● Task description
Locate the lines that hold the string "this". Copy every such line.
--- start Records provided ---
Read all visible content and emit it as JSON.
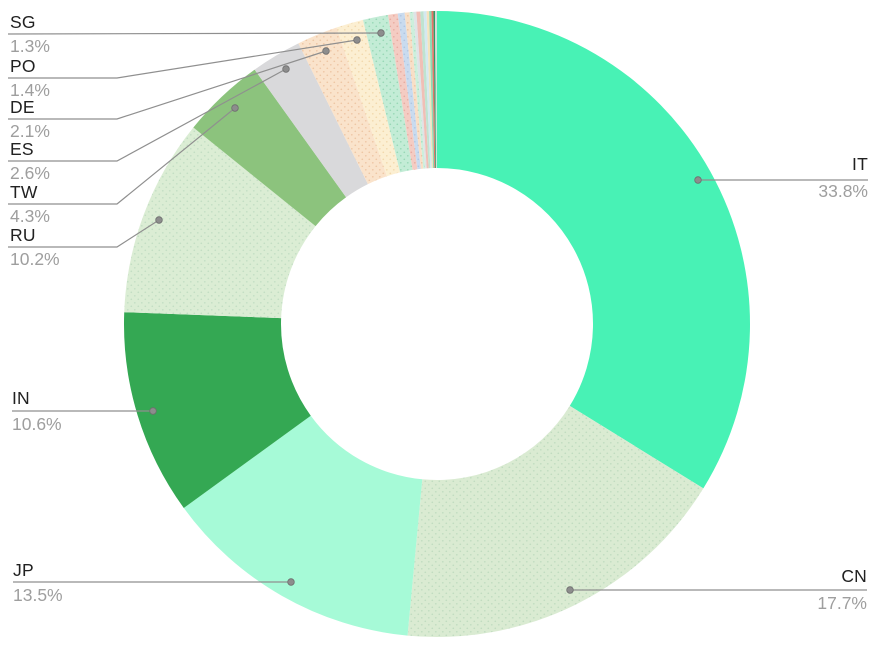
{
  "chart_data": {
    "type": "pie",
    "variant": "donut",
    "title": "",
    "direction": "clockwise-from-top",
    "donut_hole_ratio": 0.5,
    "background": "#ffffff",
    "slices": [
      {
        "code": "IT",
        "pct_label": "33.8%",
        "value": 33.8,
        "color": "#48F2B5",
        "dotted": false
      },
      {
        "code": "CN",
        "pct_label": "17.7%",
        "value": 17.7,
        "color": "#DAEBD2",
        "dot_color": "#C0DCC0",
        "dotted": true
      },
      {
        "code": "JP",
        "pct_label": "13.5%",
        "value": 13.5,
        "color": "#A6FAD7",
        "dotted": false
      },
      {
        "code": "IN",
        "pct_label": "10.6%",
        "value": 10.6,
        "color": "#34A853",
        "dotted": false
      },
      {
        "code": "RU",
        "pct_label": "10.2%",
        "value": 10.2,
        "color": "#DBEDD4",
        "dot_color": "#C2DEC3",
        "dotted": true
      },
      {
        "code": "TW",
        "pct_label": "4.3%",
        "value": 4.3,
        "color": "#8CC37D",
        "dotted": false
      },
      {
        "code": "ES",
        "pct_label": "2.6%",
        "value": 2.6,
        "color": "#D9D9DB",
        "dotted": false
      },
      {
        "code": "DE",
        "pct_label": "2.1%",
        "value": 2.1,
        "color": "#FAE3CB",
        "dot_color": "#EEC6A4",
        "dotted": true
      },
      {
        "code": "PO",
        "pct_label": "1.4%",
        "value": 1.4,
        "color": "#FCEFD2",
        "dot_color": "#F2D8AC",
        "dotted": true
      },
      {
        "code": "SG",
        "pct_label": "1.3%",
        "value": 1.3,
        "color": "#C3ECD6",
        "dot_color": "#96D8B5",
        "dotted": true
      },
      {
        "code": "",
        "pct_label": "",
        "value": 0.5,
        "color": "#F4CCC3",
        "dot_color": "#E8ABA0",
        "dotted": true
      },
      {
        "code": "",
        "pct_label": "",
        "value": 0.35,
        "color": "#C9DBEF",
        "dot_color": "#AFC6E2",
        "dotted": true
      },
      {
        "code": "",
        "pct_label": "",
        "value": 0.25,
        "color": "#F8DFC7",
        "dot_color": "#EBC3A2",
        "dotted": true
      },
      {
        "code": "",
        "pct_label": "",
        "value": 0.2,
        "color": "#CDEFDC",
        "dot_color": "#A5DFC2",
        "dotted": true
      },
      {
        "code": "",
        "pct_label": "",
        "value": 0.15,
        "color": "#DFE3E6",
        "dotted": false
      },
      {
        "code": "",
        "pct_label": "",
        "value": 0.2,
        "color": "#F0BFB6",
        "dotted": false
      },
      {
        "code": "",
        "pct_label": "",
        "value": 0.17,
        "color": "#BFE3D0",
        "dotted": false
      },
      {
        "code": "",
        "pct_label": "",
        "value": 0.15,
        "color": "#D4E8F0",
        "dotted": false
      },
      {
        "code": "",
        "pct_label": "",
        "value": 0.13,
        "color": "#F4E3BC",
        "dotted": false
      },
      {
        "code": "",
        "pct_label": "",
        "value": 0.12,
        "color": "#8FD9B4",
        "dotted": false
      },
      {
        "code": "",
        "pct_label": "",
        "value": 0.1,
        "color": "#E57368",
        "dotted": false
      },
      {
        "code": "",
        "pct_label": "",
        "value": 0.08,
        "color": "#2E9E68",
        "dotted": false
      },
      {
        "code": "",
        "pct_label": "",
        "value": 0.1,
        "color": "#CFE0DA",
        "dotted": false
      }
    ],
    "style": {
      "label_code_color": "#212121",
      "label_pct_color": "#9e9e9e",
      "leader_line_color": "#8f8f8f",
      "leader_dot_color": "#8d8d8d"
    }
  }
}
--- end Records provided ---
--- start Records provided ---
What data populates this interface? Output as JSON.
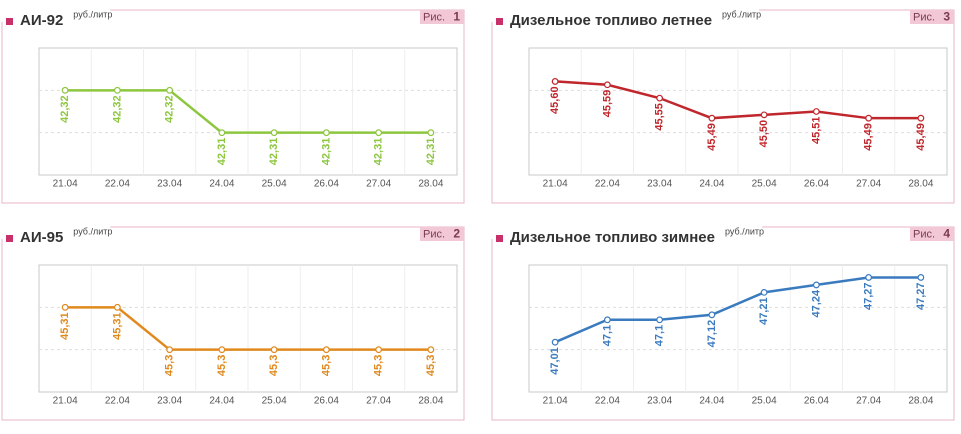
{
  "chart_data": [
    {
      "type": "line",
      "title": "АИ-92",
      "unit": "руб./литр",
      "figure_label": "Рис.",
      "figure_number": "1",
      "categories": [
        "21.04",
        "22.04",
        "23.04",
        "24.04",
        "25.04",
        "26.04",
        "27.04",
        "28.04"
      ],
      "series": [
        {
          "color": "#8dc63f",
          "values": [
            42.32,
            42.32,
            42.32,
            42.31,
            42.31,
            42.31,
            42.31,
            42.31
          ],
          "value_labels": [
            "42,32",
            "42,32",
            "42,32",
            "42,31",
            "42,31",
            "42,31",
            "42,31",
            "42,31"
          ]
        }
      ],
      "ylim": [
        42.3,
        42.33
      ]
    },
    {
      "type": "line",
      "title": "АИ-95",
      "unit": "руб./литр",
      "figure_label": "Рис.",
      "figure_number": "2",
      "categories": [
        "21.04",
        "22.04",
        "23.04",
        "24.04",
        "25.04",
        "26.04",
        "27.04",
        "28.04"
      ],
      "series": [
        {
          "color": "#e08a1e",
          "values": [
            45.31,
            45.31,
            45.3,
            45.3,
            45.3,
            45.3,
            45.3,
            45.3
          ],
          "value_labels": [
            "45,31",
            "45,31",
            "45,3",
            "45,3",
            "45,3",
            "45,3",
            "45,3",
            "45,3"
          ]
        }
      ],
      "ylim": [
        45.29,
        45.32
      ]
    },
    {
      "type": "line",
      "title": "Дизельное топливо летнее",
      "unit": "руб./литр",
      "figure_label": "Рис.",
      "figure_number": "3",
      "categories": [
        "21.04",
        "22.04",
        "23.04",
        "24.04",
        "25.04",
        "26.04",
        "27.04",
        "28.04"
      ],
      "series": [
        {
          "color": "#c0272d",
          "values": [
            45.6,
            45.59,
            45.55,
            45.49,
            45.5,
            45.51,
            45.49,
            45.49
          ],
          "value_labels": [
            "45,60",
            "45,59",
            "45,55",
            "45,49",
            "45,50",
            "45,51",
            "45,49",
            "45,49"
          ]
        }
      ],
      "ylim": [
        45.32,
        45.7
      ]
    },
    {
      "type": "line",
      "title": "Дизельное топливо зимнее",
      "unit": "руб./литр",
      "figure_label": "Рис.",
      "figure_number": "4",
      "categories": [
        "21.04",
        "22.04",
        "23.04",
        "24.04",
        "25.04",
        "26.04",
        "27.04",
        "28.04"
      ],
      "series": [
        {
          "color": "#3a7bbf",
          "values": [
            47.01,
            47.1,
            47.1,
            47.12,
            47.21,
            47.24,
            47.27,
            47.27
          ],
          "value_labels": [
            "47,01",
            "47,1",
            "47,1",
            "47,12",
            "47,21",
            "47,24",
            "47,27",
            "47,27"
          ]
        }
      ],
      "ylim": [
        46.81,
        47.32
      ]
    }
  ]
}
--- end Records provided ---
--- start Records provided ---
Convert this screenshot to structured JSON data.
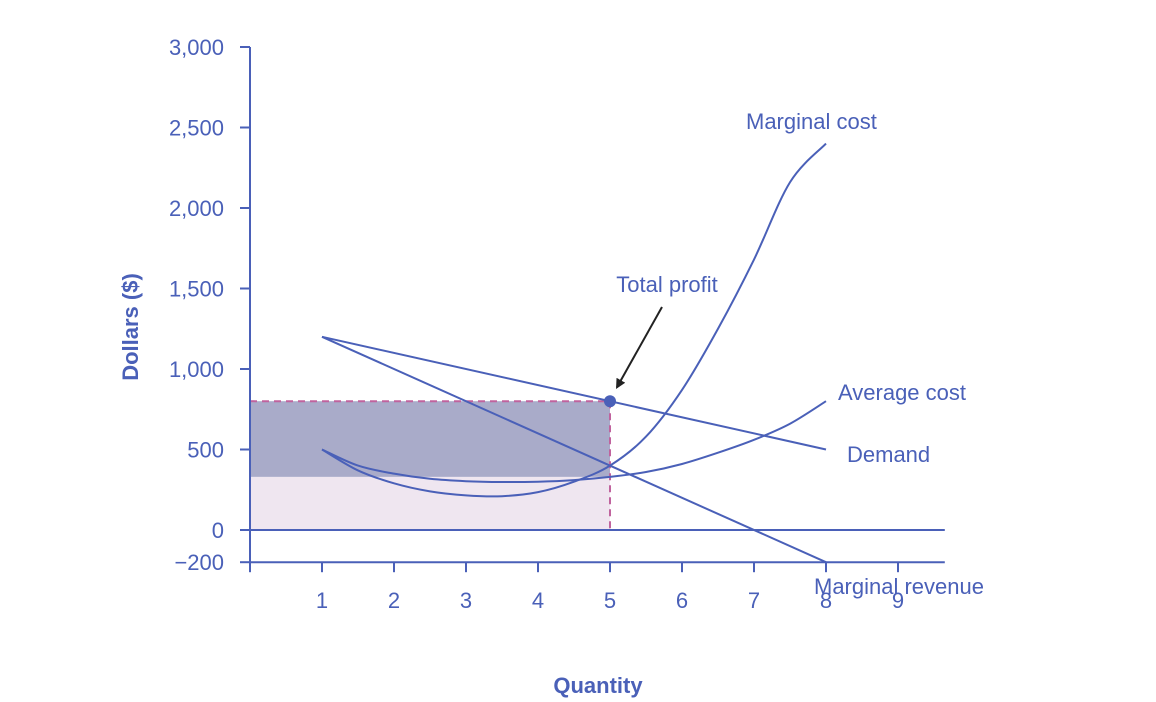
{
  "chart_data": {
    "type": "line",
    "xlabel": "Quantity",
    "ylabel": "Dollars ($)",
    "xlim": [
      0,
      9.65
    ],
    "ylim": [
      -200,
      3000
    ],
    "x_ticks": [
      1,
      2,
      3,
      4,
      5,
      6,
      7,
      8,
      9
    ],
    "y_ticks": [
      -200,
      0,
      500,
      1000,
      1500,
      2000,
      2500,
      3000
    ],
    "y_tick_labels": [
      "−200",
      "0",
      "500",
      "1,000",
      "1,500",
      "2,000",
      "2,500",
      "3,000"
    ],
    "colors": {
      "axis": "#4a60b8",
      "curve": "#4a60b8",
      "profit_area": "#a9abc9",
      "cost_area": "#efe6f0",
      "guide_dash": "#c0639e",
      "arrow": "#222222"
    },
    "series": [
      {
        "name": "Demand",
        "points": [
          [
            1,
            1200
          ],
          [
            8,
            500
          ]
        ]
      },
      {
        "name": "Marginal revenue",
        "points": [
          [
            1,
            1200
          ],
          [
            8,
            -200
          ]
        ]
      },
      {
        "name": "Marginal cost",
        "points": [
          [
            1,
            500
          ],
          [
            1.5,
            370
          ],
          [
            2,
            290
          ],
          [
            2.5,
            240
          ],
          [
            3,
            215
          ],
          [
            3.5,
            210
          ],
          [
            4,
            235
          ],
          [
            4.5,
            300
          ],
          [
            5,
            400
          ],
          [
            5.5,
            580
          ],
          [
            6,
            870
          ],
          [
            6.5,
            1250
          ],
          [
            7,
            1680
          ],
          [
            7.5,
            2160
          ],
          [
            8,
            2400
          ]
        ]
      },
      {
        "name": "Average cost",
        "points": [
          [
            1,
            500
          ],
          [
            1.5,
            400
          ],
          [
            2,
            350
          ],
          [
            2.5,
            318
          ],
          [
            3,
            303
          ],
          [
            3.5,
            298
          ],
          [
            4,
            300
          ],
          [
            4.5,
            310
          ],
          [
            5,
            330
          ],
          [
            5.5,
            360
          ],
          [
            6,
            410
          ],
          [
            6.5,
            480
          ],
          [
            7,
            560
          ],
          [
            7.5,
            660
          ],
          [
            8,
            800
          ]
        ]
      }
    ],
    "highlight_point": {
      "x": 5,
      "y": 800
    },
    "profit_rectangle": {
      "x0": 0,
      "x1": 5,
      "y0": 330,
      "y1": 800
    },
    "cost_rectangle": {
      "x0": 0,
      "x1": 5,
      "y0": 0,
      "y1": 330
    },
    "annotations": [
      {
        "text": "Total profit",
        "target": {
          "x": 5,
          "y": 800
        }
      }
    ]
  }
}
--- end Records provided ---
● Output of the task
What data populates this interface? Output as JSON.
Convert this screenshot to structured JSON data.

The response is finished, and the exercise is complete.